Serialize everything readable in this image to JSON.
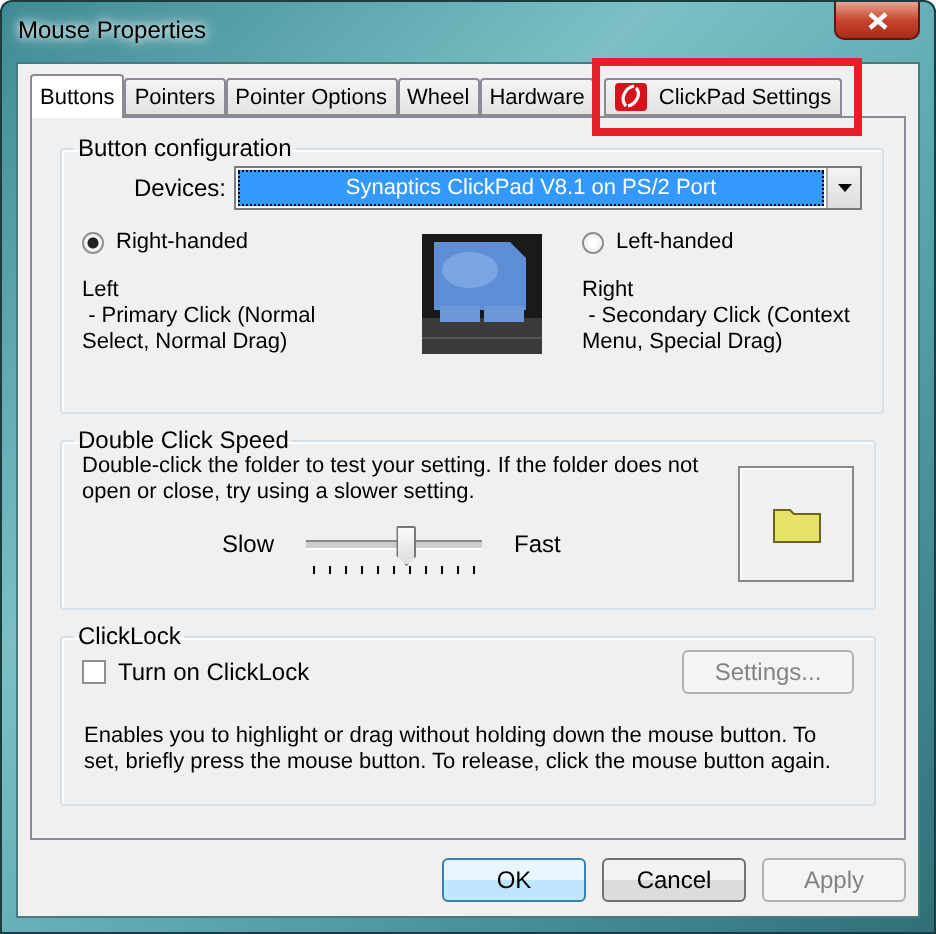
{
  "window": {
    "title": "Mouse Properties"
  },
  "tabs": [
    {
      "label": "Buttons",
      "selected": true,
      "highlighted": false,
      "kind": "plain"
    },
    {
      "label": "Pointers",
      "selected": false,
      "highlighted": false,
      "kind": "plain"
    },
    {
      "label": "Pointer Options",
      "selected": false,
      "highlighted": false,
      "kind": "plain"
    },
    {
      "label": "Wheel",
      "selected": false,
      "highlighted": false,
      "kind": "plain"
    },
    {
      "label": "Hardware",
      "selected": false,
      "highlighted": false,
      "kind": "plain"
    },
    {
      "label": "ClickPad Settings",
      "selected": false,
      "highlighted": true,
      "kind": "icon"
    }
  ],
  "button_configuration": {
    "title": "Button configuration",
    "device_label": "Devices:",
    "device": "Synaptics ClickPad V8.1 on PS/2 Port",
    "options": [
      {
        "label": "Right-handed",
        "selected": true,
        "button": "Left",
        "description": " - Primary Click (Normal Select, Normal Drag)"
      },
      {
        "label": "Left-handed",
        "selected": false,
        "button": "Right",
        "description": " - Secondary Click (Context Menu, Special Drag)"
      }
    ]
  },
  "double_click_speed": {
    "title": "Double Click Speed",
    "description": "Double-click the folder to test your setting.  If the folder does not open or close, try using a slower setting.",
    "slow_label": "Slow",
    "fast_label": "Fast",
    "level": 0.56
  },
  "clicklock": {
    "title": "ClickLock",
    "checkbox": {
      "label": "Turn on ClickLock",
      "checked": false
    },
    "settings_button": {
      "label": "Settings...",
      "disabled": true
    },
    "description": "Enables you to highlight or drag without holding down the mouse button.  To set, briefly press the mouse button.  To release, click the mouse button again."
  },
  "buttons": [
    {
      "label": "OK",
      "default": true,
      "disabled": false
    },
    {
      "label": "Cancel",
      "default": false,
      "disabled": false
    },
    {
      "label": "Apply",
      "default": false,
      "disabled": true
    }
  ]
}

-- -- --

* _What you are asked to do_: All entries are to be retyped exactly. Omit any embedded images.

* _Correct answer_:
Serialize everything readable in this image to JSON.
{
  "window": {
    "title": "Mouse Properties"
  },
  "tabs": [
    {
      "label": "Buttons",
      "selected": true,
      "highlighted": false,
      "kind": "plain"
    },
    {
      "label": "Pointers",
      "selected": false,
      "highlighted": false,
      "kind": "plain"
    },
    {
      "label": "Pointer Options",
      "selected": false,
      "highlighted": false,
      "kind": "plain"
    },
    {
      "label": "Wheel",
      "selected": false,
      "highlighted": false,
      "kind": "plain"
    },
    {
      "label": "Hardware",
      "selected": false,
      "highlighted": false,
      "kind": "plain"
    },
    {
      "label": "ClickPad Settings",
      "selected": false,
      "highlighted": true,
      "kind": "icon"
    }
  ],
  "button_configuration": {
    "title": "Button configuration",
    "device_label": "Devices:",
    "device": "Synaptics ClickPad V8.1 on PS/2 Port",
    "options": [
      {
        "label": "Right-handed",
        "selected": true,
        "button": "Left",
        "description": " - Primary Click (Normal Select, Normal Drag)"
      },
      {
        "label": "Left-handed",
        "selected": false,
        "button": "Right",
        "description": " - Secondary Click (Context Menu, Special Drag)"
      }
    ]
  },
  "double_click_speed": {
    "title": "Double Click Speed",
    "description": "Double-click the folder to test your setting.  If the folder does not open or close, try using a slower setting.",
    "slow_label": "Slow",
    "fast_label": "Fast",
    "level": 0.56
  },
  "clicklock": {
    "title": "ClickLock",
    "checkbox": {
      "label": "Turn on ClickLock",
      "checked": false
    },
    "settings_button": {
      "label": "Settings...",
      "disabled": true
    },
    "description": "Enables you to highlight or drag without holding down the mouse button.  To set, briefly press the mouse button.  To release, click the mouse button again."
  },
  "buttons": [
    {
      "label": "OK",
      "default": true,
      "disabled": false
    },
    {
      "label": "Cancel",
      "default": false,
      "disabled": false
    },
    {
      "label": "Apply",
      "default": false,
      "disabled": true
    }
  ]
}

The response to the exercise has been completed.